| Given task |
Repeat each line exactly as it is written.

Stored records
____
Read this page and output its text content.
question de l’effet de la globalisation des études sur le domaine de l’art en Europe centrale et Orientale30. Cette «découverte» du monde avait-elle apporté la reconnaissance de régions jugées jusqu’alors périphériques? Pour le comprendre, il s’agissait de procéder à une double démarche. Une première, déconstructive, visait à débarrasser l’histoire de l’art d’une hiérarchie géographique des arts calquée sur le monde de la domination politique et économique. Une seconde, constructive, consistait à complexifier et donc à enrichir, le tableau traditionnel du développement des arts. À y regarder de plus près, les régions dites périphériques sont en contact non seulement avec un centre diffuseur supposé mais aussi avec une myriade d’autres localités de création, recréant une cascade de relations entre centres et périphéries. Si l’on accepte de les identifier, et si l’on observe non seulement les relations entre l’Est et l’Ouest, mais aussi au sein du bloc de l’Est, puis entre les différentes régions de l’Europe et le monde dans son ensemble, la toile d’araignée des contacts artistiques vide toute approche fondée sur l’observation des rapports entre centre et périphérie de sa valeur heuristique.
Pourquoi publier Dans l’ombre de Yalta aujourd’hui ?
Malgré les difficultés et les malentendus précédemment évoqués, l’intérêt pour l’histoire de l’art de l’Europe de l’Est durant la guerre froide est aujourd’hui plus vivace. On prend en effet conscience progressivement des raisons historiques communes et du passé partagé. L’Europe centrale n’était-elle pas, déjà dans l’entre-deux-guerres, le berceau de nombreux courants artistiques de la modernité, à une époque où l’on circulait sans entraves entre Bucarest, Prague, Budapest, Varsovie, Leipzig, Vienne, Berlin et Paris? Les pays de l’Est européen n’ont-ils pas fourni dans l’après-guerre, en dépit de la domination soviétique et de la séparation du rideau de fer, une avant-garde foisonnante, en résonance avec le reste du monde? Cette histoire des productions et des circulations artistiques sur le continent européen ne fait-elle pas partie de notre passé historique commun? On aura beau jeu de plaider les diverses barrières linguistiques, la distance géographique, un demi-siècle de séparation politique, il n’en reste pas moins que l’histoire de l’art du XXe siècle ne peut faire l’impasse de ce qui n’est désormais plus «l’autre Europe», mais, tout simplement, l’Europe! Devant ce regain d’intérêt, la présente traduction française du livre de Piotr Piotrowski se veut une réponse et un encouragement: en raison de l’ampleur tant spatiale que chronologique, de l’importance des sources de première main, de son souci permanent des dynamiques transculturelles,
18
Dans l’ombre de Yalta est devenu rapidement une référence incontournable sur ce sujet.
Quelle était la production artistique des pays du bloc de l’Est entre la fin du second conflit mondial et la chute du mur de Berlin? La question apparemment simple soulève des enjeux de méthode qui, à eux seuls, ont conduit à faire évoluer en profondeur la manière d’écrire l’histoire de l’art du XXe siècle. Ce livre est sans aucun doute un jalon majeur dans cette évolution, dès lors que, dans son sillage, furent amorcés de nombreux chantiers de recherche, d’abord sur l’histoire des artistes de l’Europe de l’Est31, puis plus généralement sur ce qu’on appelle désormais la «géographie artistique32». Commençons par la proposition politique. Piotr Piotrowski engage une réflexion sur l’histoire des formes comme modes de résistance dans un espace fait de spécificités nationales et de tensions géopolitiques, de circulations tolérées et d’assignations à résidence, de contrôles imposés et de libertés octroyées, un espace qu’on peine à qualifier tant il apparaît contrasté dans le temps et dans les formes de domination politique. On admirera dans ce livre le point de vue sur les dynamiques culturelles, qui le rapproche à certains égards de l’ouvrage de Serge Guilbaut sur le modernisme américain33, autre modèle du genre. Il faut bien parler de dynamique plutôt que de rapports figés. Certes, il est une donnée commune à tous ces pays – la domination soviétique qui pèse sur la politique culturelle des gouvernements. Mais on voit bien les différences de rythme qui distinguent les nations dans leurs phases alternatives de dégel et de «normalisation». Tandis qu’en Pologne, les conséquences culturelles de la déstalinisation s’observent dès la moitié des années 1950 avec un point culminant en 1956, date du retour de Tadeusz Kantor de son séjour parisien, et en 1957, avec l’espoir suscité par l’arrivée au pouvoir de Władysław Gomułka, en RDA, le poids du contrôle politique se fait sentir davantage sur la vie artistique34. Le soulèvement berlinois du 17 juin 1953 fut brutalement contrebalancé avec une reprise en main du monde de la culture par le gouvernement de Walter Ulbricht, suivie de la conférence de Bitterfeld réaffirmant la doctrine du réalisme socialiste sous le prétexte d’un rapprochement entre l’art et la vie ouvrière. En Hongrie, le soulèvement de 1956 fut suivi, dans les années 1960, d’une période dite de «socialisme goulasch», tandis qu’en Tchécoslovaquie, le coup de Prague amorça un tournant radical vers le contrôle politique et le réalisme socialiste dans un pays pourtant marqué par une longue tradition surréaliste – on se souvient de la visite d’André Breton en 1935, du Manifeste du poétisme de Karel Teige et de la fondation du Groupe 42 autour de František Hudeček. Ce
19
____
| Response to the task |
Read this page and output its text content.
question de l’effet de la globalisation des études sur le domaine de l’art en Europe centrale et Orientale30. Cette «découverte» du monde avait-elle apporté la reconnaissance de régions jugées jusqu’alors périphériques? Pour le comprendre, il s’agissait de procéder à une double démarche. Une première, déconstructive, visait à débarrasser l’histoire de l’art d’une hiérarchie géographique des arts calquée sur le monde de la domination politique et économique. Une seconde, constructive, consistait à complexifier et donc à enrichir, le tableau traditionnel du développement des arts. À y regarder de plus près, les régions dites périphériques sont en contact non seulement avec un centre diffuseur supposé mais aussi avec une myriade d’autres localités de création, recréant une cascade de relations entre centres et périphéries. Si l’on accepte de les identifier, et si l’on observe non seulement les relations entre l’Est et l’Ouest, mais aussi au sein du bloc de l’Est, puis entre les différentes régions de l’Europe et le monde dans son ensemble, la toile d’araignée des contacts artistiques vide toute approche fondée sur l’observation des rapports entre centre et périphérie de sa valeur heuristique.
Pourquoi publier Dans l’ombre de Yalta aujourd’hui ?
Malgré les difficultés et les malentendus précédemment évoqués, l’intérêt pour l’histoire de l’art de l’Europe de l’Est durant la guerre froide est aujourd’hui plus vivace. On prend en effet conscience progressivement des raisons historiques communes et du passé partagé. L’Europe centrale n’était-elle pas, déjà dans l’entre-deux-guerres, le berceau de nombreux courants artistiques de la modernité, à une époque où l’on circulait sans entraves entre Bucarest, Prague, Budapest, Varsovie, Leipzig, Vienne, Berlin et Paris? Les pays de l’Est européen n’ont-ils pas fourni dans l’après-guerre, en dépit de la domination soviétique et de la séparation du rideau de fer, une avant-garde foisonnante, en résonance avec le reste du monde? Cette histoire des productions et des circulations artistiques sur le continent européen ne fait-elle pas partie de notre passé historique commun? On aura beau jeu de plaider les diverses barrières linguistiques, la distance géographique, un demi-siècle de séparation politique, il n’en reste pas moins que l’histoire de l’art du XXe siècle ne peut faire l’impasse de ce qui n’est désormais plus «l’autre Europe», mais, tout simplement, l’Europe! Devant ce regain d’intérêt, la présente traduction française du livre de Piotr Piotrowski se veut une réponse et un encouragement: en raison de l’ampleur tant spatiale que chronologique, de l’importance des sources de première main, de son souci permanent des dynamiques transculturelles,
18
Dans l’ombre de Yalta est devenu rapidement une référence incontournable sur ce sujet.
Quelle était la production artistique des pays du bloc de l’Est entre la fin du second conflit mondial et la chute du mur de Berlin? La question apparemment simple soulève des enjeux de méthode qui, à eux seuls, ont conduit à faire évoluer en profondeur la manière d’écrire l’histoire de l’art du XXe siècle. Ce livre est sans aucun doute un jalon majeur dans cette évolution, dès lors que, dans son sillage, furent amorcés de nombreux chantiers de recherche, d’abord sur l’histoire des artistes de l’Europe de l’Est31, puis plus généralement sur ce qu’on appelle désormais la «géographie artistique32». Commençons par la proposition politique. Piotr Piotrowski engage une réflexion sur l’histoire des formes comme modes de résistance dans un espace fait de spécificités nationales et de tensions géopolitiques, de circulations tolérées et d’assignations à résidence, de contrôles imposés et de libertés octroyées, un espace qu’on peine à qualifier tant il apparaît contrasté dans le temps et dans les formes de domination politique. On admirera dans ce livre le point de vue sur les dynamiques culturelles, qui le rapproche à certains égards de l’ouvrage de Serge Guilbaut sur le modernisme américain33, autre modèle du genre. Il faut bien parler de dynamique plutôt que de rapports figés. Certes, il est une donnée commune à tous ces pays – la domination soviétique qui pèse sur la politique culturelle des gouvernements. Mais on voit bien les différences de rythme qui distinguent les nations dans leurs phases alternatives de dégel et de «normalisation». Tandis qu’en Pologne, les conséquences culturelles de la déstalinisation s’observent dès la moitié des années 1950 avec un point culminant en 1956, date du retour de Tadeusz Kantor de son séjour parisien, et en 1957, avec l’espoir suscité par l’arrivée au pouvoir de Władysław Gomułka, en RDA, le poids du contrôle politique se fait sentir davantage sur la vie artistique34. Le soulèvement berlinois du 17 juin 1953 fut brutalement contrebalancé avec une reprise en main du monde de la culture par le gouvernement de Walter Ulbricht, suivie de la conférence de Bitterfeld réaffirmant la doctrine du réalisme socialiste sous le prétexte d’un rapprochement entre l’art et la vie ouvrière. En Hongrie, le soulèvement de 1956 fut suivi, dans les années 1960, d’une période dite de «socialisme goulasch», tandis qu’en Tchécoslovaquie, le coup de Prague amorça un tournant radical vers le contrôle politique et le réalisme socialiste dans un pays pourtant marqué par une longue tradition surréaliste – on se souvient de la visite d’André Breton en 1935, du Manifeste du poétisme de Karel Teige et de la fondation du Groupe 42 autour de František Hudeček. Ce
19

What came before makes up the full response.